◆ Brief: Gather all lines from the material that contain "project".

========================

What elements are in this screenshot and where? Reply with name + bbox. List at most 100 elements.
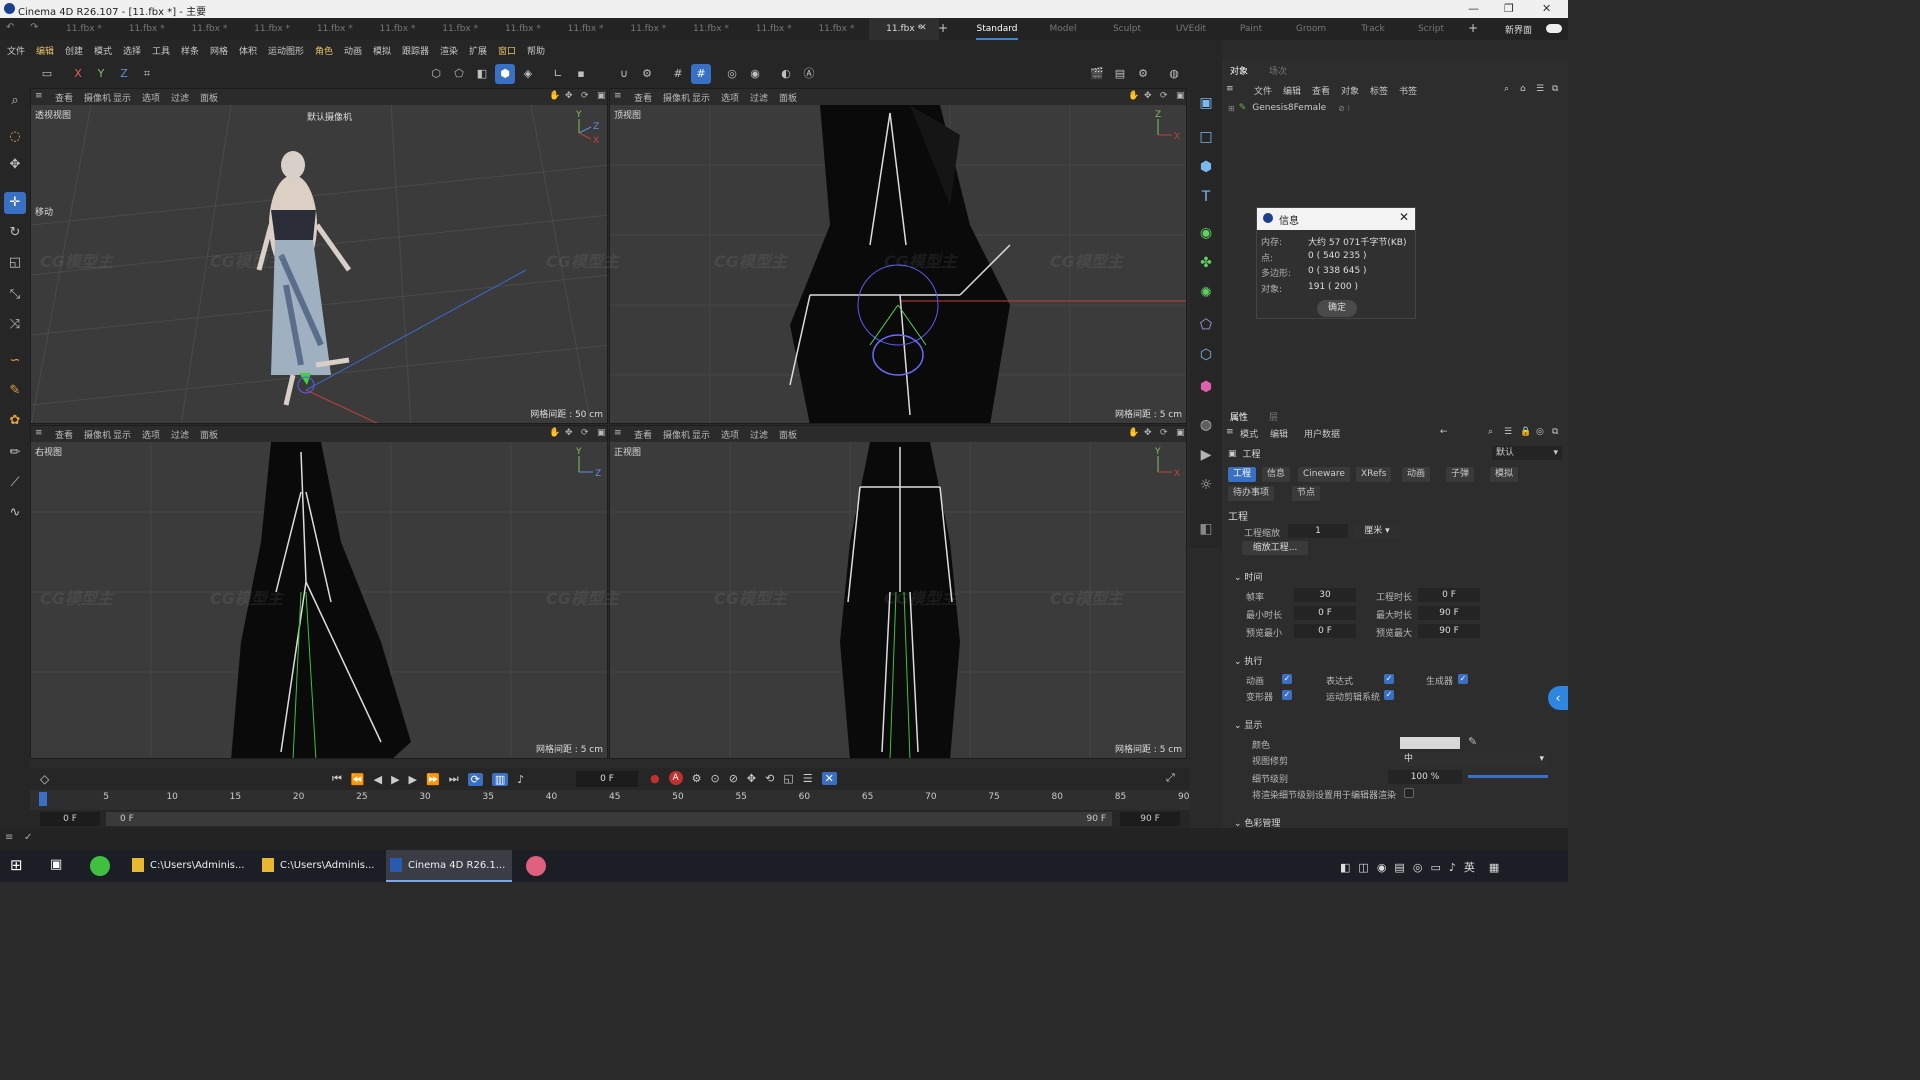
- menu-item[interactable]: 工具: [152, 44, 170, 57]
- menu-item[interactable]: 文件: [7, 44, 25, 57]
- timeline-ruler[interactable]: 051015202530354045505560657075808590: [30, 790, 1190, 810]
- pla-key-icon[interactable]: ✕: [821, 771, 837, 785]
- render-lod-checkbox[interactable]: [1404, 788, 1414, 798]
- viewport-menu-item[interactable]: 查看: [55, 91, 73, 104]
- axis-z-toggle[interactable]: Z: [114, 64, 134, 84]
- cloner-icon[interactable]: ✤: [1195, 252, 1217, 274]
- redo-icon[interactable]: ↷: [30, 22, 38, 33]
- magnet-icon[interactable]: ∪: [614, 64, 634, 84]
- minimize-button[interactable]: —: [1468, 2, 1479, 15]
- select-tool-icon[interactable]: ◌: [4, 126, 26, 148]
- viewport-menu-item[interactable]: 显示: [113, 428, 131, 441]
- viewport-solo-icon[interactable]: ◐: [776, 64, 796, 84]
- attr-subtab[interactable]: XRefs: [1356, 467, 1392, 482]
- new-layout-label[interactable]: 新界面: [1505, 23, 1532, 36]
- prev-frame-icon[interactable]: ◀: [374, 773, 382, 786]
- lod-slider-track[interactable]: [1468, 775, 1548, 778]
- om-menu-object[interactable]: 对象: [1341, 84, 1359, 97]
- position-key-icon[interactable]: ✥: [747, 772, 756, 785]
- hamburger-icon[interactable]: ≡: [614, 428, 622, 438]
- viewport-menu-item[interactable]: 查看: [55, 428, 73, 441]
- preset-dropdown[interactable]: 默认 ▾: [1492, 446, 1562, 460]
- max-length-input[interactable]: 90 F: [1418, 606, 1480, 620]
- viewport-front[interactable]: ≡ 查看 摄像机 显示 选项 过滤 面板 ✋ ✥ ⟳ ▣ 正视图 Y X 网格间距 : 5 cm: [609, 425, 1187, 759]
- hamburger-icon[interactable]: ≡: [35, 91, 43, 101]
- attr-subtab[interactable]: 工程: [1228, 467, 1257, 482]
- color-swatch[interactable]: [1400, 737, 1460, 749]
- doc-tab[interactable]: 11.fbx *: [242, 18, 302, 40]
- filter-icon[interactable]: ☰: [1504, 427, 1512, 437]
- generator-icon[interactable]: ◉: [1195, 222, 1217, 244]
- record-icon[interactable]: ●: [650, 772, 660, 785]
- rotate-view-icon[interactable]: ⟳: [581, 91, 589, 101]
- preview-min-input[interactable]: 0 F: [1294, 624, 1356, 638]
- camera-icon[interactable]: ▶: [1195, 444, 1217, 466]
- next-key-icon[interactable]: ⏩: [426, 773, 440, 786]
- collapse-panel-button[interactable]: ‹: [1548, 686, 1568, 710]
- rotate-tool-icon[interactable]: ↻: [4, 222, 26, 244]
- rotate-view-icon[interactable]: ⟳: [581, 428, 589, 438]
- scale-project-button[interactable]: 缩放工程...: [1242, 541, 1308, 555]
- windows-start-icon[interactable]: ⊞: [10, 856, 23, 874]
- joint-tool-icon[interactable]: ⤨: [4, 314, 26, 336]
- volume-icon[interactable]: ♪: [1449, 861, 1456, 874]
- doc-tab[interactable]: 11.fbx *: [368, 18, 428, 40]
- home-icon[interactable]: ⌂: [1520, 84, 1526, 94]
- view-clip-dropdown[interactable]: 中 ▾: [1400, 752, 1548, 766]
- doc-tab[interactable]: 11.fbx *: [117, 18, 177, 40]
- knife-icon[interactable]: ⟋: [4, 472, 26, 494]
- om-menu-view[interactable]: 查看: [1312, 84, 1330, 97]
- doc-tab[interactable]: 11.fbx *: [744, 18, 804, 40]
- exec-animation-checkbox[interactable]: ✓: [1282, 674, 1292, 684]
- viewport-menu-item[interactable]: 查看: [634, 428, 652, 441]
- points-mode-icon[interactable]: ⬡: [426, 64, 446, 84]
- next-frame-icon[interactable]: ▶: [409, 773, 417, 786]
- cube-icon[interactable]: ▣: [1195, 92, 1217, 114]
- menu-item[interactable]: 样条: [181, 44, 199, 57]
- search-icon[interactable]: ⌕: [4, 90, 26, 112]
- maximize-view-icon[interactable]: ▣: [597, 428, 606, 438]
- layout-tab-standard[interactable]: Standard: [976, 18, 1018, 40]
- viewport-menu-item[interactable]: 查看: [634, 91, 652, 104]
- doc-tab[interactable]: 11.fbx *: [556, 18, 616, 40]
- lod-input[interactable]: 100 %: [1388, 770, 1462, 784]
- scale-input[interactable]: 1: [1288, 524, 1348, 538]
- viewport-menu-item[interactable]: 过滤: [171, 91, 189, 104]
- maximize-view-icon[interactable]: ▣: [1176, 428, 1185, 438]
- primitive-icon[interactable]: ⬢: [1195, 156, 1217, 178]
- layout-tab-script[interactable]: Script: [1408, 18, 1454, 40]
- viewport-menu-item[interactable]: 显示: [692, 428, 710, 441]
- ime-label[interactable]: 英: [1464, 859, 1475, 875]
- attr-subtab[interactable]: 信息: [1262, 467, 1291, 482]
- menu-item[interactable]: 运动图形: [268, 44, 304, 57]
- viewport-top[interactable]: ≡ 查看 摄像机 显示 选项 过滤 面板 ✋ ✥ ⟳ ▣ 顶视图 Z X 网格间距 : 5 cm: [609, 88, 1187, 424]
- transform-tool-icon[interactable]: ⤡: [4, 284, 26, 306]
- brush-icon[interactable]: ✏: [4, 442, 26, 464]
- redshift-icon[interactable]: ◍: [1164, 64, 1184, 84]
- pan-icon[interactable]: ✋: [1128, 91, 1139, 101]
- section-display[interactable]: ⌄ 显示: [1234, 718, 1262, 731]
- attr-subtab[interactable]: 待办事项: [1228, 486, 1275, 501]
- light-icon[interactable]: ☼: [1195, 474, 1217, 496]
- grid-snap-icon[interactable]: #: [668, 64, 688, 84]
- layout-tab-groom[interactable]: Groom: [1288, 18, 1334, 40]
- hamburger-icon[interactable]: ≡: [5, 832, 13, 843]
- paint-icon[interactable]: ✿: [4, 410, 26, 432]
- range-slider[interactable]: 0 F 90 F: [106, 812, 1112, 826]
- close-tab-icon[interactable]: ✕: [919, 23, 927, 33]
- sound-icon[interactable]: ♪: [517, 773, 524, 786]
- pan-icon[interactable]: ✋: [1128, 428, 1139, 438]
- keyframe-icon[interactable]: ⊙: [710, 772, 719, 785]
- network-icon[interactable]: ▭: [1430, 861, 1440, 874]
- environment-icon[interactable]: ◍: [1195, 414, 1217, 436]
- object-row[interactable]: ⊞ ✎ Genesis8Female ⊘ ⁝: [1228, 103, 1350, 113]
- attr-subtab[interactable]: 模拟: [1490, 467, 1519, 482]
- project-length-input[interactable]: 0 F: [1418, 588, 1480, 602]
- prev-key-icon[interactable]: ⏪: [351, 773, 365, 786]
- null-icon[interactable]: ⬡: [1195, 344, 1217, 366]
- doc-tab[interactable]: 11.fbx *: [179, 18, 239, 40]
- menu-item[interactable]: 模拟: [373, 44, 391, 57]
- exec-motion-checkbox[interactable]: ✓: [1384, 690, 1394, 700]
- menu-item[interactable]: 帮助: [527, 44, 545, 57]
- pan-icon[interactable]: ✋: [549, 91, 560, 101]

========================

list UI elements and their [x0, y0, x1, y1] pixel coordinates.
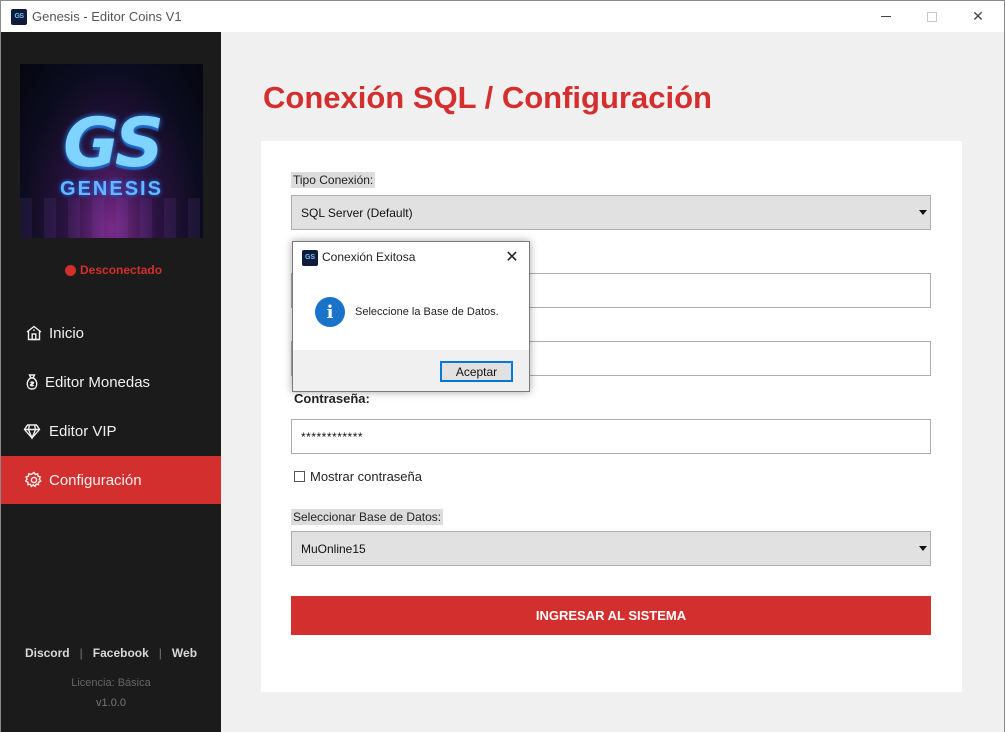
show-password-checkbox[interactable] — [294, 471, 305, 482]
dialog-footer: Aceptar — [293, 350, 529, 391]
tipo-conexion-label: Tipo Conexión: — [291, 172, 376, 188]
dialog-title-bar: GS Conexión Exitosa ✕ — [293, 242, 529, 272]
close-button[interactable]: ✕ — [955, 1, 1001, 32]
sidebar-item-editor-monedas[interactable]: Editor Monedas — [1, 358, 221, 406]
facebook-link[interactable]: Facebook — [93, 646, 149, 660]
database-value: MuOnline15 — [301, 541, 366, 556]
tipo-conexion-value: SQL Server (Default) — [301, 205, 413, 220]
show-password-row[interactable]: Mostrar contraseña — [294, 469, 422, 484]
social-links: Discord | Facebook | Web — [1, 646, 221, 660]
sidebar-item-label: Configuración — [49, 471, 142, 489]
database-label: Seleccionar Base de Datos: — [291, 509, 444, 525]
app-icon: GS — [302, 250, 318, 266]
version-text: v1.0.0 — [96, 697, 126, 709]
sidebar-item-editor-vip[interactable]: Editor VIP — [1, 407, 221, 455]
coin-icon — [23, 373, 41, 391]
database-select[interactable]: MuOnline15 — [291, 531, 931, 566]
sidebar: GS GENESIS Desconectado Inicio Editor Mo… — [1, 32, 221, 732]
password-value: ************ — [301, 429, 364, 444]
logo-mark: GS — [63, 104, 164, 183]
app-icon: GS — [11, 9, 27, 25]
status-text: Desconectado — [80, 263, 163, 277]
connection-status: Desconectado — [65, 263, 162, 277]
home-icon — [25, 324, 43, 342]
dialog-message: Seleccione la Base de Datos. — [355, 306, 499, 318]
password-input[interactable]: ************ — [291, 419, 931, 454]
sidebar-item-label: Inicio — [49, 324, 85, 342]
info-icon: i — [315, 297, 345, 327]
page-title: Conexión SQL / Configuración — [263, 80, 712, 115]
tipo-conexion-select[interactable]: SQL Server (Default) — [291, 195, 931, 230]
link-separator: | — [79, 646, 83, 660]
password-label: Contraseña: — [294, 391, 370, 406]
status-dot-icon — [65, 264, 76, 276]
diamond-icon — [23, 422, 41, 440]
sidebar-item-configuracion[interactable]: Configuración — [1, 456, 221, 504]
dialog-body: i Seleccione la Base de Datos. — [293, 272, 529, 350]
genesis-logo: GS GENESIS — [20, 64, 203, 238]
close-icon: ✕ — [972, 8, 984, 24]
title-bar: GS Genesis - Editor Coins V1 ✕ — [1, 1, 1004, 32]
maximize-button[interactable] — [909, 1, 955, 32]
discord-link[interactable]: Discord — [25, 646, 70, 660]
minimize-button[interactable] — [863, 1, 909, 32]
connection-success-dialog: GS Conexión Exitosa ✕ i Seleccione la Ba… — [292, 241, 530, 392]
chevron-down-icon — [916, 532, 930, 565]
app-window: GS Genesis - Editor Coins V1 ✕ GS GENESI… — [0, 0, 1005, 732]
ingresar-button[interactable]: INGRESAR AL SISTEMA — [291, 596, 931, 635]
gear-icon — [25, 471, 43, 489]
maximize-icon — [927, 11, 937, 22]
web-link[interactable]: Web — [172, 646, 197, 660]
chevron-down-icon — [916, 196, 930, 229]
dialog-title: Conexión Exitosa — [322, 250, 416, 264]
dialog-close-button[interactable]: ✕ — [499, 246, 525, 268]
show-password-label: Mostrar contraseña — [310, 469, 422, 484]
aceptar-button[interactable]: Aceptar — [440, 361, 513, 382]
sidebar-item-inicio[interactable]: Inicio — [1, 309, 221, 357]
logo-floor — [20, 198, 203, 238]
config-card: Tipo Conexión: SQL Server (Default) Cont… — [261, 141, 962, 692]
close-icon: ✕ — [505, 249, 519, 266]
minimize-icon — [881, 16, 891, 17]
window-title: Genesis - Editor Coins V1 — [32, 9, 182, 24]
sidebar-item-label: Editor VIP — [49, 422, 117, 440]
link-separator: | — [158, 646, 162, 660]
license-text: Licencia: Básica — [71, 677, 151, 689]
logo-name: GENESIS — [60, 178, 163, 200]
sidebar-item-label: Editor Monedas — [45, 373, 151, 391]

========================

◆ Finished exercise:
- scale-project-button[interactable]: 缩放工程...: [1242, 541, 1308, 555]
- project-length-input[interactable]: 0 F: [1418, 588, 1480, 602]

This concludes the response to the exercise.